[Dataset records]
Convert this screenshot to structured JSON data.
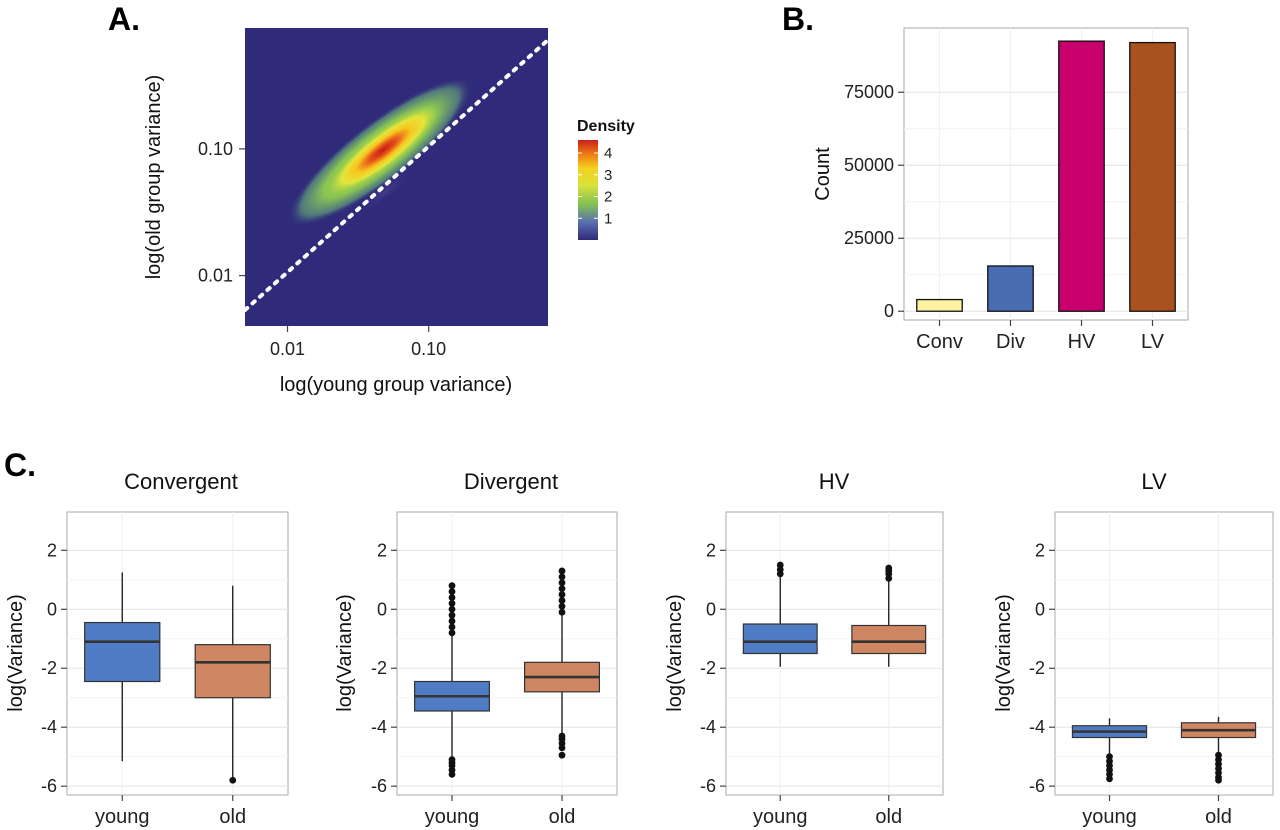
{
  "panels": {
    "a": {
      "label": "A."
    },
    "b": {
      "label": "B."
    },
    "c": {
      "label": "C."
    }
  },
  "colors": {
    "conv": "#fdf2a0",
    "div": "#4a6cb3",
    "hv": "#c8006e",
    "lv": "#a9521f",
    "young_box": "#4f7cc4",
    "old_box": "#cf8662",
    "density_bg": "#2f2a7a"
  },
  "chart_data": [
    {
      "id": "A",
      "type": "heatmap",
      "title": "",
      "xlabel": "log(young group variance)",
      "ylabel": "log(old group variance)",
      "x_scale": "log10",
      "y_scale": "log10",
      "xlim": [
        0.005,
        0.7
      ],
      "ylim": [
        0.004,
        0.9
      ],
      "x_ticks": [
        "0.01",
        "0.10"
      ],
      "y_ticks": [
        "0.01",
        "0.10"
      ],
      "legend_title": "Density",
      "legend_ticks": [
        "4",
        "3",
        "2",
        "1"
      ],
      "density_peak": {
        "x": 0.055,
        "y": 0.11,
        "max_density": 4.6
      },
      "reference_line": "y = x (dotted)"
    },
    {
      "id": "B",
      "type": "bar",
      "title": "",
      "xlabel": "",
      "ylabel": "Count",
      "categories": [
        "Conv",
        "Div",
        "HV",
        "LV"
      ],
      "values": [
        4000,
        15500,
        92500,
        92000
      ],
      "y_ticks": [
        "0",
        "25000",
        "50000",
        "75000"
      ],
      "ylim": [
        -3000,
        97000
      ]
    },
    {
      "id": "C",
      "type": "box",
      "ylabel": "log(Variance)",
      "categories": [
        "young",
        "old"
      ],
      "y_ticks": [
        "2",
        "0",
        "-2",
        "-4",
        "-6"
      ],
      "ylim": [
        -6.3,
        3.3
      ],
      "facets": [
        {
          "title": "Convergent",
          "boxes": [
            {
              "group": "young",
              "q1": -2.45,
              "median": -1.1,
              "q3": -0.45,
              "whisker_low": -5.15,
              "whisker_high": 1.25,
              "outliers_low": [],
              "outliers_high": []
            },
            {
              "group": "old",
              "q1": -3.0,
              "median": -1.8,
              "q3": -1.2,
              "whisker_low": -5.7,
              "whisker_high": 0.8,
              "outliers_low": [
                -5.8
              ],
              "outliers_high": []
            }
          ]
        },
        {
          "title": "Divergent",
          "boxes": [
            {
              "group": "young",
              "q1": -3.45,
              "median": -2.95,
              "q3": -2.45,
              "whisker_low": -5.0,
              "whisker_high": -0.9,
              "outliers_low": [
                -5.1,
                -5.2,
                -5.3,
                -5.45,
                -5.6
              ],
              "outliers_high": [
                -0.8,
                -0.6,
                -0.4,
                -0.2,
                0.0,
                0.2,
                0.4,
                0.6,
                0.8
              ]
            },
            {
              "group": "old",
              "q1": -2.8,
              "median": -2.3,
              "q3": -1.8,
              "whisker_low": -4.2,
              "whisker_high": -0.2,
              "outliers_low": [
                -4.3,
                -4.4,
                -4.55,
                -4.7,
                -4.95
              ],
              "outliers_high": [
                -0.1,
                0.1,
                0.3,
                0.5,
                0.7,
                0.9,
                1.1,
                1.3
              ]
            }
          ]
        },
        {
          "title": "HV",
          "boxes": [
            {
              "group": "young",
              "q1": -1.5,
              "median": -1.1,
              "q3": -0.5,
              "whisker_low": -1.95,
              "whisker_high": 1.1,
              "outliers_low": [],
              "outliers_high": [
                1.2,
                1.35,
                1.5
              ]
            },
            {
              "group": "old",
              "q1": -1.5,
              "median": -1.1,
              "q3": -0.55,
              "whisker_low": -1.95,
              "whisker_high": 0.95,
              "outliers_low": [],
              "outliers_high": [
                1.05,
                1.2,
                1.3,
                1.4
              ]
            }
          ]
        },
        {
          "title": "LV",
          "boxes": [
            {
              "group": "young",
              "q1": -4.35,
              "median": -4.15,
              "q3": -3.95,
              "whisker_low": -4.9,
              "whisker_high": -3.7,
              "outliers_low": [
                -5.0,
                -5.15,
                -5.3,
                -5.45,
                -5.6,
                -5.75
              ],
              "outliers_high": []
            },
            {
              "group": "old",
              "q1": -4.35,
              "median": -4.1,
              "q3": -3.85,
              "whisker_low": -4.85,
              "whisker_high": -3.65,
              "outliers_low": [
                -4.95,
                -5.1,
                -5.25,
                -5.4,
                -5.55,
                -5.7,
                -5.8
              ],
              "outliers_high": []
            }
          ]
        }
      ]
    }
  ]
}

[What you should do] Write out every line of the preceding listing that contains "median".

[Response]
              "median": -1.1,
              "median": -1.8,
              "median": -2.95,
              "median": -2.3,
              "median": -1.1,
              "median": -1.1,
              "median": -4.15,
              "median": -4.1,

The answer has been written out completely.